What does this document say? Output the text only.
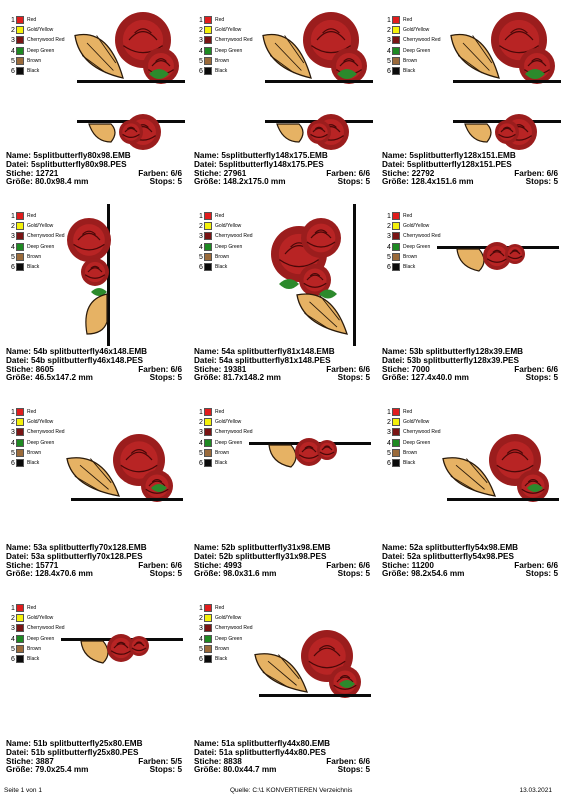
1 Red
2 Gold/Yellow
3 Cherrywood Red
4 Deep Green
5 Brown
6 Black
Name: 5splitbutterfly80x98.EMB
Datei: 5splitbutterfly80x98.PES
Stiche: 12721	Farben: 6/6
Größe: 80.0x98.4 mm	Stops: 5
1 Red
2 Gold/Yellow
3 Cherrywood Red
4 Deep Green
5 Brown
6 Black
Name: 5splitbutterfly148x175.EMB
Datei: 5splitbutterfly148x175.PES
Stiche: 27961	Farben: 6/6
Größe: 148.2x175.0 mm	Stops: 5
1 Red
2 Gold/Yellow
3 Cherrywood Red
4 Deep Green
5 Brown
6 Black
Name: 5splitbutterfly128x151.EMB
Datei: 5splitbutterfly128x151.PES
Stiche: 22792	Farben: 6/6
Größe: 128.4x151.6 mm	Stops: 5
1 Red
2 Gold/Yellow
3 Cherrywood Red
4 Deep Green
5 Brown
6 Black
Name: 54b splitbutterfly46x148.EMB
Datei: 54b splitbutterfly46x148.PES
Stiche: 8605	Farben: 6/6
Größe: 46.5x147.2 mm	Stops: 5
1 Red
2 Gold/Yellow
3 Cherrywood Red
4 Deep Green
5 Brown
6 Black
Name: 54a splitbutterfly81x148.EMB
Datei: 54a splitbutterfly81x148.PES
Stiche: 19381	Farben: 6/6
Größe: 81.7x148.2 mm	Stops: 5
1 Red
2 Gold/Yellow
3 Cherrywood Red
4 Deep Green
5 Brown
6 Black
Name: 53b splitbutterfly128x39.EMB
Datei: 53b splitbutterfly128x39.PES
Stiche: 7000	Farben: 6/6
Größe: 127.4x40.0 mm	Stops: 5
1 Red
2 Gold/Yellow
3 Cherrywood Red
4 Deep Green
5 Brown
6 Black
Name: 53a splitbutterfly70x128.EMB
Datei: 53a splitbutterfly70x128.PES
Stiche: 15771	Farben: 6/6
Größe: 128.4x70.6 mm	Stops: 5
1 Red
2 Gold/Yellow
3 Cherrywood Red
4 Deep Green
5 Brown
6 Black
Name: 52b splitbutterfly31x98.EMB
Datei: 52b splitbutterfly31x98.PES
Stiche: 4993	Farben: 6/6
Größe: 98.0x31.6 mm	Stops: 5
1 Red
2 Gold/Yellow
3 Cherrywood Red
4 Deep Green
5 Brown
6 Black
Name: 52a splitbutterfly54x98.EMB
Datei: 52a splitbutterfly54x98.PES
Stiche: 11200	Farben: 6/6
Größe: 98.2x54.6 mm	Stops: 5
1 Red
2 Gold/Yellow
3 Cherrywood Red
4 Deep Green
5 Brown
6 Black
Name: 51b splitbutterfly25x80.EMB
Datei: 51b splitbutterfly25x80.PES
Stiche: 3887	Farben: 5/5
Größe: 79.0x25.4 mm	Stops: 5
1 Red
2 Gold/Yellow
3 Cherrywood Red
4 Deep Green
5 Brown
6 Black
Name: 51a splitbutterfly44x80.EMB
Datei: 51a splitbutterfly44x80.PES
Stiche: 8838	Farben: 6/6
Größe: 80.0x44.7 mm	Stops: 5
Seite 1 von 1	Quelle: C:\1 KONVERTIEREN Verzeichnis	13.03.2021
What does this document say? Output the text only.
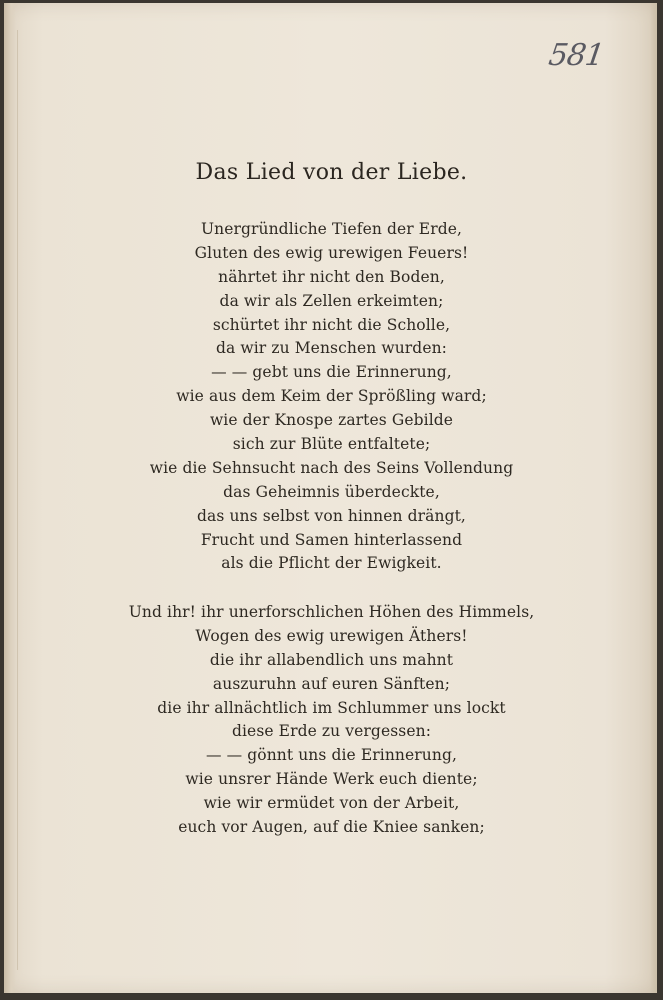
581
Das Lied von der Liebe.
Unergründliche Tiefen der Erde,
Gluten des ewig urewigen Feuers!
nährtet ihr nicht den Boden,
da wir als Zellen erkeimten;
schürtet ihr nicht die Scholle,
da wir zu Menschen wurden:
— — gebt uns die Erinnerung,
wie aus dem Keim der Sprößling ward;
wie der Knospe zartes Gebilde
sich zur Blüte entfaltete;
wie die Sehnsucht nach des Seins Vollendung
das Geheimnis überdeckte,
das uns selbst von hinnen drängt,
Frucht und Samen hinterlassend
als die Pflicht der Ewigkeit.
Und ihr! ihr unerforschlichen Höhen des Himmels,
Wogen des ewig urewigen Äthers!
die ihr allabendlich uns mahnt
auszuruhn auf euren Sänften;
die ihr allnächtlich im Schlummer uns lockt
diese Erde zu vergessen:
— — gönnt uns die Erinnerung,
wie unsrer Hände Werk euch diente;
wie wir ermüdet von der Arbeit,
euch vor Augen, auf die Kniee sanken;
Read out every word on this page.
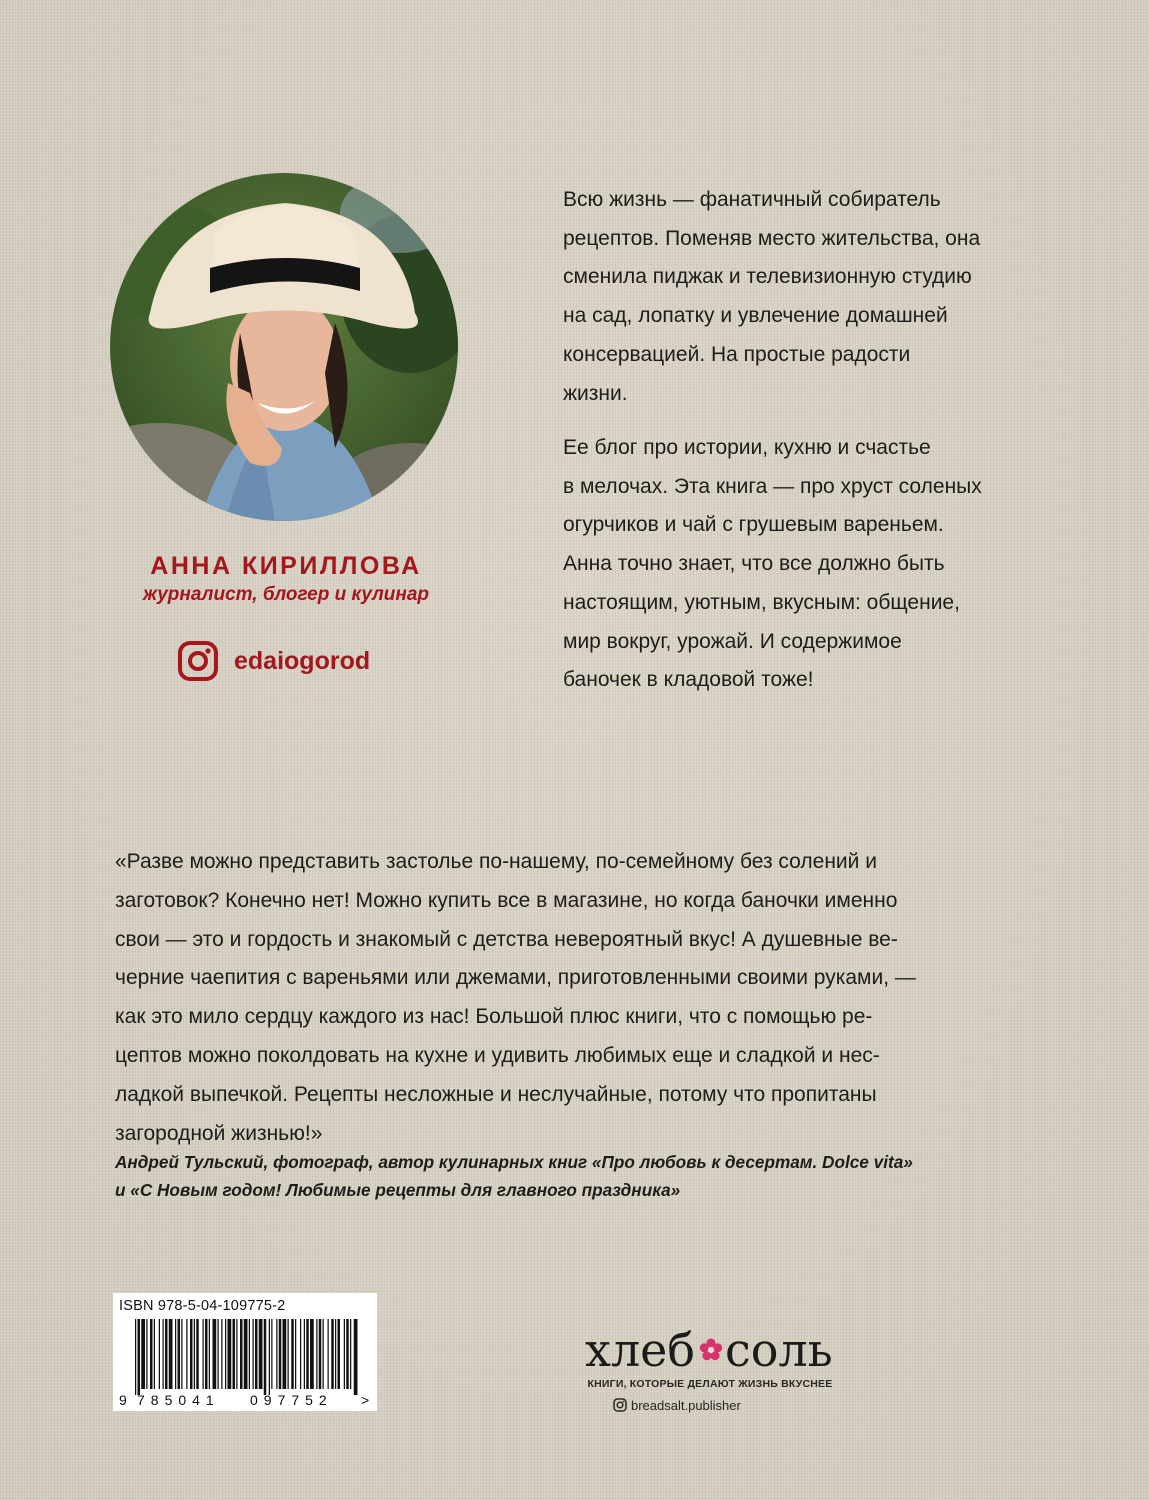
АННА КИРИЛЛОВА
журналист, блогер и кулинар
edaiogorod
Всю жизнь — фанатичный собиратель
рецептов. Поменяв место жительства, она
сменила пиджак и телевизионную студию
на сад, лопатку и увлечение домашней
консервацией. На простые радости
жизни.
Ее блог про истории, кухню и счастье
в мелочах. Эта книга — про хруст соленых
огурчиков и чай с грушевым вареньем.
Анна точно знает, что все должно быть
настоящим, уютным, вкусным: общение,
мир вокруг, урожай. И содержимое
баночек в кладовой тоже!
«Разве можно представить застолье по-нашему, по-семейному без солений и
заготовок? Конечно нет! Можно купить все в магазине, но когда баночки именно
свои — это и гордость и знакомый с детства невероятный вкус! А душевные ве-
черние чаепития с вареньями или джемами, приготовленными своими руками, —
как это мило сердцу каждого из нас! Большой плюс книги, что с помощью ре-
цептов можно поколдовать на кухне и удивить любимых еще и сладкой и нес-
ладкой выпечкой. Рецепты несложные и неслучайные, потому что пропитаны
загородной жизнью!»
Андрей Тульский, фотограф, автор кулинарных книг «Про любовь к десертам. Dolce vita»
и «С Новым годом! Любимые рецепты для главного праздника»
ISBN 978-5-04-109775-2
9 785041 097752 >
хлеб соль
КНИГИ, КОТОРЫЕ ДЕЛАЮТ ЖИЗНЬ ВКУСНЕЕ
breadsalt.publisher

+===+

> **WRITTEN TASK**
Transcribe each line above verbatim, with the pictures left out.

> **SOLUTION TO THE PROBLEM**
What does this document say? Output the text only.
1 Red
2 Gold/Yellow
3 Cherrywood Red
4 Deep Green
5 Brown
6 Black
Name: 5splitbutterfly80x98.EMB
Datei: 5splitbutterfly80x98.PES
Stiche: 12721	Farben: 6/6
Größe: 80.0x98.4 mm	Stops: 5
1 Red
2 Gold/Yellow
3 Cherrywood Red
4 Deep Green
5 Brown
6 Black
Name: 5splitbutterfly148x175.EMB
Datei: 5splitbutterfly148x175.PES
Stiche: 27961	Farben: 6/6
Größe: 148.2x175.0 mm	Stops: 5
1 Red
2 Gold/Yellow
3 Cherrywood Red
4 Deep Green
5 Brown
6 Black
Name: 5splitbutterfly128x151.EMB
Datei: 5splitbutterfly128x151.PES
Stiche: 22792	Farben: 6/6
Größe: 128.4x151.6 mm	Stops: 5
1 Red
2 Gold/Yellow
3 Cherrywood Red
4 Deep Green
5 Brown
6 Black
Name: 54b splitbutterfly46x148.EMB
Datei: 54b splitbutterfly46x148.PES
Stiche: 8605	Farben: 6/6
Größe: 46.5x147.2 mm	Stops: 5
1 Red
2 Gold/Yellow
3 Cherrywood Red
4 Deep Green
5 Brown
6 Black
Name: 54a splitbutterfly81x148.EMB
Datei: 54a splitbutterfly81x148.PES
Stiche: 19381	Farben: 6/6
Größe: 81.7x148.2 mm	Stops: 5
1 Red
2 Gold/Yellow
3 Cherrywood Red
4 Deep Green
5 Brown
6 Black
Name: 53b splitbutterfly128x39.EMB
Datei: 53b splitbutterfly128x39.PES
Stiche: 7000	Farben: 6/6
Größe: 127.4x40.0 mm	Stops: 5
1 Red
2 Gold/Yellow
3 Cherrywood Red
4 Deep Green
5 Brown
6 Black
Name: 53a splitbutterfly70x128.EMB
Datei: 53a splitbutterfly70x128.PES
Stiche: 15771	Farben: 6/6
Größe: 128.4x70.6 mm	Stops: 5
1 Red
2 Gold/Yellow
3 Cherrywood Red
4 Deep Green
5 Brown
6 Black
Name: 52b splitbutterfly31x98.EMB
Datei: 52b splitbutterfly31x98.PES
Stiche: 4993	Farben: 6/6
Größe: 98.0x31.6 mm	Stops: 5
1 Red
2 Gold/Yellow
3 Cherrywood Red
4 Deep Green
5 Brown
6 Black
Name: 52a splitbutterfly54x98.EMB
Datei: 52a splitbutterfly54x98.PES
Stiche: 11200	Farben: 6/6
Größe: 98.2x54.6 mm	Stops: 5
1 Red
2 Gold/Yellow
3 Cherrywood Red
4 Deep Green
5 Brown
6 Black
Name: 51b splitbutterfly25x80.EMB
Datei: 51b splitbutterfly25x80.PES
Stiche: 3887	Farben: 5/5
Größe: 79.0x25.4 mm	Stops: 5
1 Red
2 Gold/Yellow
3 Cherrywood Red
4 Deep Green
5 Brown
6 Black
Name: 51a splitbutterfly44x80.EMB
Datei: 51a splitbutterfly44x80.PES
Stiche: 8838	Farben: 6/6
Größe: 80.0x44.7 mm	Stops: 5
Seite 1 von 1	Quelle: C:\1 KONVERTIEREN Verzeichnis	13.03.2021
What does this document say? Output the text only.
581
Das Lied von der Liebe.
Unergründliche Tiefen der Erde,
Gluten des ewig urewigen Feuers!
nährtet ihr nicht den Boden,
da wir als Zellen erkeimten;
schürtet ihr nicht die Scholle,
da wir zu Menschen wurden:
— — gebt uns die Erinnerung,
wie aus dem Keim der Sprößling ward;
wie der Knospe zartes Gebilde
sich zur Blüte entfaltete;
wie die Sehnsucht nach des Seins Vollendung
das Geheimnis überdeckte,
das uns selbst von hinnen drängt,
Frucht und Samen hinterlassend
als die Pflicht der Ewigkeit.
Und ihr! ihr unerforschlichen Höhen des Himmels,
Wogen des ewig urewigen Äthers!
die ihr allabendlich uns mahnt
auszuruhn auf euren Sänften;
die ihr allnächtlich im Schlummer uns lockt
diese Erde zu vergessen:
— — gönnt uns die Erinnerung,
wie unsrer Hände Werk euch diente;
wie wir ermüdet von der Arbeit,
euch vor Augen, auf die Kniee sanken;
Read out every word on this page.
АННА КИРИЛЛОВА
журналист, блогер и кулинар
edaiogorod
Всю жизнь — фанатичный собиратель
рецептов. Поменяв место жительства, она
сменила пиджак и телевизионную студию
на сад, лопатку и увлечение домашней
консервацией. На простые радости
жизни.
Ее блог про истории, кухню и счастье
в мелочах. Эта книга — про хруст соленых
огурчиков и чай с грушевым вареньем.
Анна точно знает, что все должно быть
настоящим, уютным, вкусным: общение,
мир вокруг, урожай. И содержимое
баночек в кладовой тоже!
«Разве можно представить застолье по-нашему, по-семейному без солений и
заготовок? Конечно нет! Можно купить все в магазине, но когда баночки именно
свои — это и гордость и знакомый с детства невероятный вкус! А душевные ве-
черние чаепития с вареньями или джемами, приготовленными своими руками, —
как это мило сердцу каждого из нас! Большой плюс книги, что с помощью ре-
цептов можно поколдовать на кухне и удивить любимых еще и сладкой и нес-
ладкой выпечкой. Рецепты несложные и неслучайные, потому что пропитаны
загородной жизнью!»
Андрей Тульский, фотограф, автор кулинарных книг «Про любовь к десертам. Dolce vita»
и «С Новым годом! Любимые рецепты для главного праздника»
ISBN 978-5-04-109775-2
9 785041 097752 >
хлеб соль
КНИГИ, КОТОРЫЕ ДЕЛАЮТ ЖИЗНЬ ВКУСНЕЕ
breadsalt.publisher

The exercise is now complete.